GIVEN PROBLEM:
Write the material out again, line by line, exactly as it is.

EXTRACTED DATA:
----
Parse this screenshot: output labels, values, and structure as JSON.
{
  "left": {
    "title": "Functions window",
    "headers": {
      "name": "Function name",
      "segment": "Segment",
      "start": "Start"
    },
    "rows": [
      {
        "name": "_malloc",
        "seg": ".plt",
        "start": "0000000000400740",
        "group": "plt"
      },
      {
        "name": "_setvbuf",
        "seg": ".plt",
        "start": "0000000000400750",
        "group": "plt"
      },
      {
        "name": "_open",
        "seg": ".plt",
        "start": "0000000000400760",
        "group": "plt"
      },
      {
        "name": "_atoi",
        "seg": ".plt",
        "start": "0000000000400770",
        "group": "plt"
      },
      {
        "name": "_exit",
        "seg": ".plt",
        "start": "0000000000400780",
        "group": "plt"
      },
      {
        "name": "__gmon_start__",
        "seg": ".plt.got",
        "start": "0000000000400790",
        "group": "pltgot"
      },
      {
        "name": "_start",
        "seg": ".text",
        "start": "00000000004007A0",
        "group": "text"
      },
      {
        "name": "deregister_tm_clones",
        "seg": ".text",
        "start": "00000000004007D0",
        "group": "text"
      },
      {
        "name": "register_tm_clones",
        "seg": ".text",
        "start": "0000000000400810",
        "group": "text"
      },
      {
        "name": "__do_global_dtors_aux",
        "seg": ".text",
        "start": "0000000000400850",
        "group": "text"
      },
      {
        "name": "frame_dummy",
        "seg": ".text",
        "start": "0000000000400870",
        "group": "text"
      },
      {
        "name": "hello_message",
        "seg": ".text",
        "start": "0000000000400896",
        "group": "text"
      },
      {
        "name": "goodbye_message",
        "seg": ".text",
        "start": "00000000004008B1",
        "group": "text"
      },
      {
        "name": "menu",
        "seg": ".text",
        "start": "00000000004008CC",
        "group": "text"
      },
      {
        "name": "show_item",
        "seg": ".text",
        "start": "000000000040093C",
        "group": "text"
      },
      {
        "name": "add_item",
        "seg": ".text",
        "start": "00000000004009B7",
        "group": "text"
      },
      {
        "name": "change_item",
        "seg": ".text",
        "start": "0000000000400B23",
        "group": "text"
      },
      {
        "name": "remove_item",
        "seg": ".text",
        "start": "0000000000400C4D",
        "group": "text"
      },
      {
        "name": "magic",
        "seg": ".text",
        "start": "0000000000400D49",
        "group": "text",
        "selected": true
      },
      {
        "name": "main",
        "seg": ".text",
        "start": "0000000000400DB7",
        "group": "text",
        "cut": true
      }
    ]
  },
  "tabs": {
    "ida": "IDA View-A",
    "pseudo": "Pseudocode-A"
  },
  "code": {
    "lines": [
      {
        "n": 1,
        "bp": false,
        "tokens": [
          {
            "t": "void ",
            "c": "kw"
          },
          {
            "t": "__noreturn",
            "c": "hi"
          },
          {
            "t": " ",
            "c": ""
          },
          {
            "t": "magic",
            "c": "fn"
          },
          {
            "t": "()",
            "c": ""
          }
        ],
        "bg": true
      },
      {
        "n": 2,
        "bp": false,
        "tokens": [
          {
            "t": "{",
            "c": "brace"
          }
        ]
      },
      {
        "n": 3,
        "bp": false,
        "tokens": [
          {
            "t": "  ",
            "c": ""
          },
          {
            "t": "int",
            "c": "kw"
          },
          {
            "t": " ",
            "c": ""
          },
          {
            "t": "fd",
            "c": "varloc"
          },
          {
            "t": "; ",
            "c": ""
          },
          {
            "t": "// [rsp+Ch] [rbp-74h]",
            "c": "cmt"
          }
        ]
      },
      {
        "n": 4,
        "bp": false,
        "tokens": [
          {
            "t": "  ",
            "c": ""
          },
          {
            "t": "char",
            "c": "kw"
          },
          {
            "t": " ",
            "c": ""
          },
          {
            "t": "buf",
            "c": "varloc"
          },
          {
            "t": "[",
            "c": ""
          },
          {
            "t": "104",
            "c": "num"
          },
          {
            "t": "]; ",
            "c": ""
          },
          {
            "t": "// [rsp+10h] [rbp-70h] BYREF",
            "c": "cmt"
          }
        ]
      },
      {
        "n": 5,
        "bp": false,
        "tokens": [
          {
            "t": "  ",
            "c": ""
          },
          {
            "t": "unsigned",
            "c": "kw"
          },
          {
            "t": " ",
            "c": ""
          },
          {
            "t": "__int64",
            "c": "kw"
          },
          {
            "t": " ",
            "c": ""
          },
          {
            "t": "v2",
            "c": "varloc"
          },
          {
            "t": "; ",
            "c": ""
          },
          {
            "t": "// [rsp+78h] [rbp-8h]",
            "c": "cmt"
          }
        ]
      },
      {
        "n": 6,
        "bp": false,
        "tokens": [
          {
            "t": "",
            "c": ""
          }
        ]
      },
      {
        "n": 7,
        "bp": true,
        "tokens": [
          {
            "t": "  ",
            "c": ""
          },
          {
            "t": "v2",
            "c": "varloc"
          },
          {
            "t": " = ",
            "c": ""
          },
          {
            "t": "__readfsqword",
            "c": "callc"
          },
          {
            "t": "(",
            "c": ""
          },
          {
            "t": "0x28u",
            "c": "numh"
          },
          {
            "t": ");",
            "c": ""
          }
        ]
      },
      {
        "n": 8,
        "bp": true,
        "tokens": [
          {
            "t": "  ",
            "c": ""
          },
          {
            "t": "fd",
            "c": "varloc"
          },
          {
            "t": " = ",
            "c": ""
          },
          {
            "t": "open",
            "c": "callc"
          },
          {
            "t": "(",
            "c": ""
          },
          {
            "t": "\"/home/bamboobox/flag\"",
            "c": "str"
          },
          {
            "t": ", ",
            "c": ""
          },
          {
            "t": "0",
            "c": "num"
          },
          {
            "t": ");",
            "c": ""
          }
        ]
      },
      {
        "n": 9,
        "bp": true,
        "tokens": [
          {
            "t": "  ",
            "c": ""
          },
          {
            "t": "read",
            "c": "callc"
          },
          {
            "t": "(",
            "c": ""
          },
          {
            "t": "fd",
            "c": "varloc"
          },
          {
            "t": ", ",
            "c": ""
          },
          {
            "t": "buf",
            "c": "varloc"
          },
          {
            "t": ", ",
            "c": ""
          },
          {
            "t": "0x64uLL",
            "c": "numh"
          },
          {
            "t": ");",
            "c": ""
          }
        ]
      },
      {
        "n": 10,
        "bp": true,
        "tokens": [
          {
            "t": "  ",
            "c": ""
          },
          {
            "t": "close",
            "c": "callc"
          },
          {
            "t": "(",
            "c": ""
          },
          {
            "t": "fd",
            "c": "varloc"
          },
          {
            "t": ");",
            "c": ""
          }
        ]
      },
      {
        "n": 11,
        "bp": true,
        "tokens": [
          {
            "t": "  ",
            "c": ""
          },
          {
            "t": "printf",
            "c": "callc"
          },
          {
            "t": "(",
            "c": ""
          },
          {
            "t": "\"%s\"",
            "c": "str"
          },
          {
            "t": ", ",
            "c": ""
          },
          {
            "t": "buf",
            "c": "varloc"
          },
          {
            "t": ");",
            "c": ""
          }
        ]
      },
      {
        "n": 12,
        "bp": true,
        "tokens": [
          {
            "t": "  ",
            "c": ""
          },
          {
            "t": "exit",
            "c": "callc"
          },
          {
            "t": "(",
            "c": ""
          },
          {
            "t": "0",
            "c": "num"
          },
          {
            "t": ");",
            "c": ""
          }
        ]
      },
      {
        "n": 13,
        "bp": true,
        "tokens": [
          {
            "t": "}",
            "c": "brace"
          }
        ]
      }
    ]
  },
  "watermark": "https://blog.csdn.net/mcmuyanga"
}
----
TASK ANSWER:
Parse this screenshot: output labels, values, and structure as JSON.
{
  "left": {
    "title": "Functions window",
    "headers": {
      "name": "Function name",
      "segment": "Segment",
      "start": "Start"
    },
    "rows": [
      {
        "name": "_malloc",
        "seg": ".plt",
        "start": "0000000000400740",
        "group": "plt"
      },
      {
        "name": "_setvbuf",
        "seg": ".plt",
        "start": "0000000000400750",
        "group": "plt"
      },
      {
        "name": "_open",
        "seg": ".plt",
        "start": "0000000000400760",
        "group": "plt"
      },
      {
        "name": "_atoi",
        "seg": ".plt",
        "start": "0000000000400770",
        "group": "plt"
      },
      {
        "name": "_exit",
        "seg": ".plt",
        "start": "0000000000400780",
        "group": "plt"
      },
      {
        "name": "__gmon_start__",
        "seg": ".plt.got",
        "start": "0000000000400790",
        "group": "pltgot"
      },
      {
        "name": "_start",
        "seg": ".text",
        "start": "00000000004007A0",
        "group": "text"
      },
      {
        "name": "deregister_tm_clones",
        "seg": ".text",
        "start": "00000000004007D0",
        "group": "text"
      },
      {
        "name": "register_tm_clones",
        "seg": ".text",
        "start": "0000000000400810",
        "group": "text"
      },
      {
        "name": "__do_global_dtors_aux",
        "seg": ".text",
        "start": "0000000000400850",
        "group": "text"
      },
      {
        "name": "frame_dummy",
        "seg": ".text",
        "start": "0000000000400870",
        "group": "text"
      },
      {
        "name": "hello_message",
        "seg": ".text",
        "start": "0000000000400896",
        "group": "text"
      },
      {
        "name": "goodbye_message",
        "seg": ".text",
        "start": "00000000004008B1",
        "group": "text"
      },
      {
        "name": "menu",
        "seg": ".text",
        "start": "00000000004008CC",
        "group": "text"
      },
      {
        "name": "show_item",
        "seg": ".text",
        "start": "000000000040093C",
        "group": "text"
      },
      {
        "name": "add_item",
        "seg": ".text",
        "start": "00000000004009B7",
        "group": "text"
      },
      {
        "name": "change_item",
        "seg": ".text",
        "start": "0000000000400B23",
        "group": "text"
      },
      {
        "name": "remove_item",
        "seg": ".text",
        "start": "0000000000400C4D",
        "group": "text"
      },
      {
        "name": "magic",
        "seg": ".text",
        "start": "0000000000400D49",
        "group": "text",
        "selected": true
      },
      {
        "name": "main",
        "seg": ".text",
        "start": "0000000000400DB7",
        "group": "text",
        "cut": true
      }
    ]
  },
  "tabs": {
    "ida": "IDA View-A",
    "pseudo": "Pseudocode-A"
  },
  "code": {
    "lines": [
      {
        "n": 1,
        "bp": false,
        "tokens": [
          {
            "t": "void ",
            "c": "kw"
          },
          {
            "t": "__noreturn",
            "c": "hi"
          },
          {
            "t": " ",
            "c": ""
          },
          {
            "t": "magic",
            "c": "fn"
          },
          {
            "t": "()",
            "c": ""
          }
        ],
        "bg": true
      },
      {
        "n": 2,
        "bp": false,
        "tokens": [
          {
            "t": "{",
            "c": "brace"
          }
        ]
      },
      {
        "n": 3,
        "bp": false,
        "tokens": [
          {
            "t": "  ",
            "c": ""
          },
          {
            "t": "int",
            "c": "kw"
          },
          {
            "t": " ",
            "c": ""
          },
          {
            "t": "fd",
            "c": "varloc"
          },
          {
            "t": "; ",
            "c": ""
          },
          {
            "t": "// [rsp+Ch] [rbp-74h]",
            "c": "cmt"
          }
        ]
      },
      {
        "n": 4,
        "bp": false,
        "tokens": [
          {
            "t": "  ",
            "c": ""
          },
          {
            "t": "char",
            "c": "kw"
          },
          {
            "t": " ",
            "c": ""
          },
          {
            "t": "buf",
            "c": "varloc"
          },
          {
            "t": "[",
            "c": ""
          },
          {
            "t": "104",
            "c": "num"
          },
          {
            "t": "]; ",
            "c": ""
          },
          {
            "t": "// [rsp+10h] [rbp-70h] BYREF",
            "c": "cmt"
          }
        ]
      },
      {
        "n": 5,
        "bp": false,
        "tokens": [
          {
            "t": "  ",
            "c": ""
          },
          {
            "t": "unsigned",
            "c": "kw"
          },
          {
            "t": " ",
            "c": ""
          },
          {
            "t": "__int64",
            "c": "kw"
          },
          {
            "t": " ",
            "c": ""
          },
          {
            "t": "v2",
            "c": "varloc"
          },
          {
            "t": "; ",
            "c": ""
          },
          {
            "t": "// [rsp+78h] [rbp-8h]",
            "c": "cmt"
          }
        ]
      },
      {
        "n": 6,
        "bp": false,
        "tokens": [
          {
            "t": "",
            "c": ""
          }
        ]
      },
      {
        "n": 7,
        "bp": true,
        "tokens": [
          {
            "t": "  ",
            "c": ""
          },
          {
            "t": "v2",
            "c": "varloc"
          },
          {
            "t": " = ",
            "c": ""
          },
          {
            "t": "__readfsqword",
            "c": "callc"
          },
          {
            "t": "(",
            "c": ""
          },
          {
            "t": "0x28u",
            "c": "numh"
          },
          {
            "t": ");",
            "c": ""
          }
        ]
      },
      {
        "n": 8,
        "bp": true,
        "tokens": [
          {
            "t": "  ",
            "c": ""
          },
          {
            "t": "fd",
            "c": "varloc"
          },
          {
            "t": " = ",
            "c": ""
          },
          {
            "t": "open",
            "c": "callc"
          },
          {
            "t": "(",
            "c": ""
          },
          {
            "t": "\"/home/bamboobox/flag\"",
            "c": "str"
          },
          {
            "t": ", ",
            "c": ""
          },
          {
            "t": "0",
            "c": "num"
          },
          {
            "t": ");",
            "c": ""
          }
        ]
      },
      {
        "n": 9,
        "bp": true,
        "tokens": [
          {
            "t": "  ",
            "c": ""
          },
          {
            "t": "read",
            "c": "callc"
          },
          {
            "t": "(",
            "c": ""
          },
          {
            "t": "fd",
            "c": "varloc"
          },
          {
            "t": ", ",
            "c": ""
          },
          {
            "t": "buf",
            "c": "varloc"
          },
          {
            "t": ", ",
            "c": ""
          },
          {
            "t": "0x64uLL",
            "c": "numh"
          },
          {
            "t": ");",
            "c": ""
          }
        ]
      },
      {
        "n": 10,
        "bp": true,
        "tokens": [
          {
            "t": "  ",
            "c": ""
          },
          {
            "t": "close",
            "c": "callc"
          },
          {
            "t": "(",
            "c": ""
          },
          {
            "t": "fd",
            "c": "varloc"
          },
          {
            "t": ");",
            "c": ""
          }
        ]
      },
      {
        "n": 11,
        "bp": true,
        "tokens": [
          {
            "t": "  ",
            "c": ""
          },
          {
            "t": "printf",
            "c": "callc"
          },
          {
            "t": "(",
            "c": ""
          },
          {
            "t": "\"%s\"",
            "c": "str"
          },
          {
            "t": ", ",
            "c": ""
          },
          {
            "t": "buf",
            "c": "varloc"
          },
          {
            "t": ");",
            "c": ""
          }
        ]
      },
      {
        "n": 12,
        "bp": true,
        "tokens": [
          {
            "t": "  ",
            "c": ""
          },
          {
            "t": "exit",
            "c": "callc"
          },
          {
            "t": "(",
            "c": ""
          },
          {
            "t": "0",
            "c": "num"
          },
          {
            "t": ");",
            "c": ""
          }
        ]
      },
      {
        "n": 13,
        "bp": true,
        "tokens": [
          {
            "t": "}",
            "c": "brace"
          }
        ]
      }
    ]
  },
  "watermark": "https://blog.csdn.net/mcmuyanga"
}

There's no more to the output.